Select and reproduce each line of the listing below that bears the string "source".

━━━━━ Data entries ━━━━━

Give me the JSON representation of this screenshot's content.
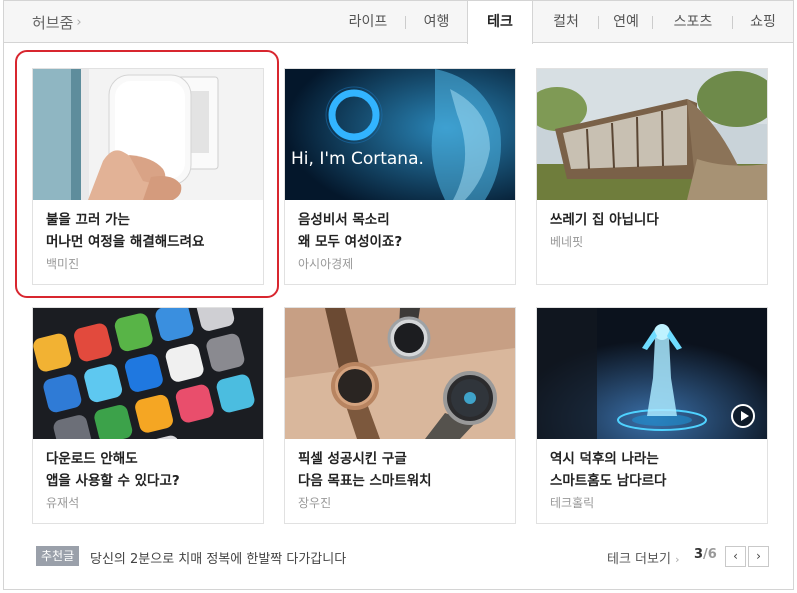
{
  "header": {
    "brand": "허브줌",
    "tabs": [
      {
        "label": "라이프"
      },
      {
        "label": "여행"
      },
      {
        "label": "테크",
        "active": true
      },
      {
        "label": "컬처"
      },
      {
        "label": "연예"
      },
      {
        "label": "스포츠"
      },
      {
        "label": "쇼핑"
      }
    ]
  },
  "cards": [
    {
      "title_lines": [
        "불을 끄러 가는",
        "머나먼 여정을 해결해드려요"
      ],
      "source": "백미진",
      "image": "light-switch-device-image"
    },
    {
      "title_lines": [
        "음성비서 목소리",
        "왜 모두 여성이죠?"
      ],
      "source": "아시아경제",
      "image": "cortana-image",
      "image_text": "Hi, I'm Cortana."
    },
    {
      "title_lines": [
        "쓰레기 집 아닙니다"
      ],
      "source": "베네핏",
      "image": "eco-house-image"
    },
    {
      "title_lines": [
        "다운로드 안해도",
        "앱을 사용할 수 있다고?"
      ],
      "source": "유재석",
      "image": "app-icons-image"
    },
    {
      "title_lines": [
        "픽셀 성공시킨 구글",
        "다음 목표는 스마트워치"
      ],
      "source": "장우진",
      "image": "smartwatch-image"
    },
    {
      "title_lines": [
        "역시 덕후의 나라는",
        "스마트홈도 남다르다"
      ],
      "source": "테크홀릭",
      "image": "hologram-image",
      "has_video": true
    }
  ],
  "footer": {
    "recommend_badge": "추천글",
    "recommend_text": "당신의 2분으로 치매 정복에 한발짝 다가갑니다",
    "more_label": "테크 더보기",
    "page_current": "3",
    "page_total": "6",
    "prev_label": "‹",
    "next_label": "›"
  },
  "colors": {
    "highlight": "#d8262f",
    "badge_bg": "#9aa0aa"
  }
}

━━━━━

▶ [Final result]
      "source": "백미진",
      "source": "아시아경제",
      "source": "베네핏",
      "source": "유재석",
      "source": "장우진",
      "source": "테크홀릭",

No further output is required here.